- WHAT TO WORK ON -
In the data that follows, count the lines in which the word "between" occurs, and report that figure alone.

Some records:
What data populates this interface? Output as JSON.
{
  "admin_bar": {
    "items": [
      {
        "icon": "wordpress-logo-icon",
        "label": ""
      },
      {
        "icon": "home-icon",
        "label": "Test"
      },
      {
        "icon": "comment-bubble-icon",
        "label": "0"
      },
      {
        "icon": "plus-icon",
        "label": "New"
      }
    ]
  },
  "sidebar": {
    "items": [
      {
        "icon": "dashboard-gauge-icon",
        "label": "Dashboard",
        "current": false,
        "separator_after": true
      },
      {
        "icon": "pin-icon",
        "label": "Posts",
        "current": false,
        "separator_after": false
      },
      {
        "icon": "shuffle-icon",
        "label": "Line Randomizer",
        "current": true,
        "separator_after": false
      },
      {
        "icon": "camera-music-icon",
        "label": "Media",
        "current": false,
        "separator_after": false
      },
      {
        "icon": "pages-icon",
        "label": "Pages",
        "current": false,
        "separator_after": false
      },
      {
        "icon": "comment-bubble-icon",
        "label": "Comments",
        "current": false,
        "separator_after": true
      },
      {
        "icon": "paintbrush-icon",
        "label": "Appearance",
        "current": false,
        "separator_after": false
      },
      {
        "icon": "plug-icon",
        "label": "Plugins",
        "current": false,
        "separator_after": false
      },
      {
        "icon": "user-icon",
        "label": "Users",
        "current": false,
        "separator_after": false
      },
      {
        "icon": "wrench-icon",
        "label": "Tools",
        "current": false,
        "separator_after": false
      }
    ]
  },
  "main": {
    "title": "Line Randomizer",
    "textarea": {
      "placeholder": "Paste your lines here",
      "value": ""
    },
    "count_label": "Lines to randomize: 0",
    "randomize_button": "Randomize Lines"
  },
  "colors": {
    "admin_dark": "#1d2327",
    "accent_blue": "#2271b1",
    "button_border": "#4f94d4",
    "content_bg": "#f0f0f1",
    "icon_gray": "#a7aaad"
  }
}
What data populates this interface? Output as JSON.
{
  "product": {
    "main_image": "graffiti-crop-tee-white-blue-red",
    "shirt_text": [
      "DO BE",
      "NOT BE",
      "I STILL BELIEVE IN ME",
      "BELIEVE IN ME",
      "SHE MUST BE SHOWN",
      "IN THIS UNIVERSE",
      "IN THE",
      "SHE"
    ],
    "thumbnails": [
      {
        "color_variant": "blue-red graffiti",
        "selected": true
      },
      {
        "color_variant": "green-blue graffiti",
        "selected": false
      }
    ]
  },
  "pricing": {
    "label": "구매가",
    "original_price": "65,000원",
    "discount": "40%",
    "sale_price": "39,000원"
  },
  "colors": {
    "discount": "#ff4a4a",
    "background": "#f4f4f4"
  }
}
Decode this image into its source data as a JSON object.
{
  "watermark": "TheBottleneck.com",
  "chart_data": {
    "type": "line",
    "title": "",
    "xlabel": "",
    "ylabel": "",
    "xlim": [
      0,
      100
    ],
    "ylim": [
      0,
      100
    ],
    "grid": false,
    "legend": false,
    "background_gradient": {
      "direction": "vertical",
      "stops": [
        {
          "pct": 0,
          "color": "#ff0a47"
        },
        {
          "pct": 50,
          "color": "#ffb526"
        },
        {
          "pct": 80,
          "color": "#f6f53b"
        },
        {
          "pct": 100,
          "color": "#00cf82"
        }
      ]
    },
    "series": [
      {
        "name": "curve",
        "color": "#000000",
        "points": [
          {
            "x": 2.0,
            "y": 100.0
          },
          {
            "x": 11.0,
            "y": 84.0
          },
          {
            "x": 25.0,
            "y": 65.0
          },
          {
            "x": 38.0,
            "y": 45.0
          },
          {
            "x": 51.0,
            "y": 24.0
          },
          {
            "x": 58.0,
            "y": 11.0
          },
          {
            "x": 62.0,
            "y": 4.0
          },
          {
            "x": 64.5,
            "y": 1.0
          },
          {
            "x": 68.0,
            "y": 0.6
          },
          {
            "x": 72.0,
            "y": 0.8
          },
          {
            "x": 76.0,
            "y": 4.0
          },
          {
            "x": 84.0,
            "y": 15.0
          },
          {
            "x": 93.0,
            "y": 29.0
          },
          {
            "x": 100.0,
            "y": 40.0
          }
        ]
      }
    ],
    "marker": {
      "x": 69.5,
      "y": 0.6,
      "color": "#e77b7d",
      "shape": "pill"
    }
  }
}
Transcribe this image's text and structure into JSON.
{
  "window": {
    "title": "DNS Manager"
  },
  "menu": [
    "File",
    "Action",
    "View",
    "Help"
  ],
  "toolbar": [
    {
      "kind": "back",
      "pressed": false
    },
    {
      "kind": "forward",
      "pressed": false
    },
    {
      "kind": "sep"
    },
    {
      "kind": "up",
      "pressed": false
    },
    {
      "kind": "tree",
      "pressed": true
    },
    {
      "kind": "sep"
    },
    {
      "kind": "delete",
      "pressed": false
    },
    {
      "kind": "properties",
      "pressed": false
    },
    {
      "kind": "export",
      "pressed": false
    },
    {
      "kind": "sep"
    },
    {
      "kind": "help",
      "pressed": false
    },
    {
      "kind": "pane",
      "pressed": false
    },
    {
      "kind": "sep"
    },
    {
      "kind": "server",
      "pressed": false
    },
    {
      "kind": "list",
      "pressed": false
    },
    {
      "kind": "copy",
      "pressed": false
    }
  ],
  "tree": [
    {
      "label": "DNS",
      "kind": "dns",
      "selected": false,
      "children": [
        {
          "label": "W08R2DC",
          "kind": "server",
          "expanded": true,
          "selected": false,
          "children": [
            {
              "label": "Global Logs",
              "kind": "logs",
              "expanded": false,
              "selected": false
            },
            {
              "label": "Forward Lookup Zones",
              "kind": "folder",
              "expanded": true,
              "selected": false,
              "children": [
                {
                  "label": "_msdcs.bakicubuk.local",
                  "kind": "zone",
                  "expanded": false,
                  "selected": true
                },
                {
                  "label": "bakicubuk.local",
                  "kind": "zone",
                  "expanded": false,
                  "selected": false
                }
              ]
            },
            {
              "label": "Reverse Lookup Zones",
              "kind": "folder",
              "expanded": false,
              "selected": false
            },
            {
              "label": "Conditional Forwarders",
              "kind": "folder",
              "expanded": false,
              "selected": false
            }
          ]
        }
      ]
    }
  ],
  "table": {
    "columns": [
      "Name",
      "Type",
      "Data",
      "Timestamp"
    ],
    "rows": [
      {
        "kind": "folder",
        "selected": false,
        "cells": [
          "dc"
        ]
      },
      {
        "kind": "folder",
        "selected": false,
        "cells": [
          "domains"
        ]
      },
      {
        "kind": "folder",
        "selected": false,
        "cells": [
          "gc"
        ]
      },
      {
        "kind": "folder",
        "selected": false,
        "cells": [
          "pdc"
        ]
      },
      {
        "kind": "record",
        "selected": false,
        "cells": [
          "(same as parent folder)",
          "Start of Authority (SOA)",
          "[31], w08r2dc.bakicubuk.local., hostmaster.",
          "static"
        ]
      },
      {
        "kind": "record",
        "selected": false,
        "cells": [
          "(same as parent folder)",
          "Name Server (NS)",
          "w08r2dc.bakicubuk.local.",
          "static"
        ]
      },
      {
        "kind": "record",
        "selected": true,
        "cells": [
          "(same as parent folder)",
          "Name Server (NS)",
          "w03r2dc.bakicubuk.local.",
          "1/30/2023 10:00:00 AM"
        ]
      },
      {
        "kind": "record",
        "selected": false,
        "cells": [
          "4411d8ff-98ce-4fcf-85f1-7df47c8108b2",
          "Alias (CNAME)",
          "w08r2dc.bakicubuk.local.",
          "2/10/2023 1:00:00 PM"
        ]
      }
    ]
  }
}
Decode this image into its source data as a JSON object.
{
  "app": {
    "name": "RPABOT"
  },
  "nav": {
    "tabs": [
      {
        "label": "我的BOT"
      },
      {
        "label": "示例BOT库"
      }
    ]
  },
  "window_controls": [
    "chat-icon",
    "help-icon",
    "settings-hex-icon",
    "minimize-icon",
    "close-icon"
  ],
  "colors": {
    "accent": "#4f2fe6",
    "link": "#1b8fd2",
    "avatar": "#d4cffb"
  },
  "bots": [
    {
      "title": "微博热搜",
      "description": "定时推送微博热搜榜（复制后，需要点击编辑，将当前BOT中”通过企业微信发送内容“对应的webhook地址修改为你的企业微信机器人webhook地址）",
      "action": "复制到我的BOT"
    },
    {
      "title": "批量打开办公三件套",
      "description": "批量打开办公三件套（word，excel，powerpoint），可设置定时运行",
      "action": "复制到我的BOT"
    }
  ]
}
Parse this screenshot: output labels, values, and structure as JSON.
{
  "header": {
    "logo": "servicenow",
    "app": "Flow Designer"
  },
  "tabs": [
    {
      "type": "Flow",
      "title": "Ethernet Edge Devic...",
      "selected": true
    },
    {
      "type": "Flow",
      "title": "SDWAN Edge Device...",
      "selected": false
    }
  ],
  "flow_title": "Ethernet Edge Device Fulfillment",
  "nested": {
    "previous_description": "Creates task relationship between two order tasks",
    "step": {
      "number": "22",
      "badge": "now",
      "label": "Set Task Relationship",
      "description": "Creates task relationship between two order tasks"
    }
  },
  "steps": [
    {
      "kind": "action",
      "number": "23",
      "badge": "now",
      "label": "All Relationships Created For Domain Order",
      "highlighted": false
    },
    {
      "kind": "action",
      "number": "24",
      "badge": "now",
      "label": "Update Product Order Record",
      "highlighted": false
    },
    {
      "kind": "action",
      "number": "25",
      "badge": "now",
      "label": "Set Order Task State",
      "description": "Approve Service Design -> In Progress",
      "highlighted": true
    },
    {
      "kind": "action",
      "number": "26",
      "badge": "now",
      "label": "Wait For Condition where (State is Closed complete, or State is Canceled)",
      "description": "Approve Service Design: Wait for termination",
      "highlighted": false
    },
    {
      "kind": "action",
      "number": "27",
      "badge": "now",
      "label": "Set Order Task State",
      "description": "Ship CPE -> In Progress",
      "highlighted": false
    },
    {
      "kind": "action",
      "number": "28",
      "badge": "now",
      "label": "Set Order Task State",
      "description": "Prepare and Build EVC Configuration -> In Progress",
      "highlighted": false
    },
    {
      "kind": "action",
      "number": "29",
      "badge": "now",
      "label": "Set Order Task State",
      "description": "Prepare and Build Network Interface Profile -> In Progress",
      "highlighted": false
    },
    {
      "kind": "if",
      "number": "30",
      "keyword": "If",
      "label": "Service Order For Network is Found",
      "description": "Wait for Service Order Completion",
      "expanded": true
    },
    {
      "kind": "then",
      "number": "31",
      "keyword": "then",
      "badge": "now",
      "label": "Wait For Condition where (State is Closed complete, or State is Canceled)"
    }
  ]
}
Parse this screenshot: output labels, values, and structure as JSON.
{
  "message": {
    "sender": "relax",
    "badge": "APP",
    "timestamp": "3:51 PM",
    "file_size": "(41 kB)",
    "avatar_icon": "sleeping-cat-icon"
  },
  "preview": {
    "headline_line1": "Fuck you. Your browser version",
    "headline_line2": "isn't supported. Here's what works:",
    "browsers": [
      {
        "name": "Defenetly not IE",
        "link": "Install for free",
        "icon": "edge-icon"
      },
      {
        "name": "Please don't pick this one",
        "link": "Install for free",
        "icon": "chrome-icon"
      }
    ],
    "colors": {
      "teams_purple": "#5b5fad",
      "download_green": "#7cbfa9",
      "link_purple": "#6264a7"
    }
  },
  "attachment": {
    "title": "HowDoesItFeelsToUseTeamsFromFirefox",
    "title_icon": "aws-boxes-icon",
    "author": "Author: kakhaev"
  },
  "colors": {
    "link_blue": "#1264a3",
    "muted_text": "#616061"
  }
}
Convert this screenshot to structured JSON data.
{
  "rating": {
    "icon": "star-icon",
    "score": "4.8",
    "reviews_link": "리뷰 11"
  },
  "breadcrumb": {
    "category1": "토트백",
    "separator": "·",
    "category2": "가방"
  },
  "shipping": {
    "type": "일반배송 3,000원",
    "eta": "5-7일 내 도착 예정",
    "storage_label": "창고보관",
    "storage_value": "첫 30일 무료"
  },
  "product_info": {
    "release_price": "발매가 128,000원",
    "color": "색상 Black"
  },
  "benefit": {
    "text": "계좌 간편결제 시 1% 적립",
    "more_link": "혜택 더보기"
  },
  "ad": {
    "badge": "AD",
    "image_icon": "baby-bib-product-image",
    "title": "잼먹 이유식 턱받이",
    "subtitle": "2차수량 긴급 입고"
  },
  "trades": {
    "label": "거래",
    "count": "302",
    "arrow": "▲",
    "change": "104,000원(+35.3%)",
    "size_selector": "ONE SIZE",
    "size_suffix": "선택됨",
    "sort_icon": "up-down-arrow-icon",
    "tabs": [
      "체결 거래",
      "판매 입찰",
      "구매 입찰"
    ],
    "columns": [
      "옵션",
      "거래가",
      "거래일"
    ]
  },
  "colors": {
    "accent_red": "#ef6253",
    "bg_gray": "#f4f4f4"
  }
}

- REPLY -
2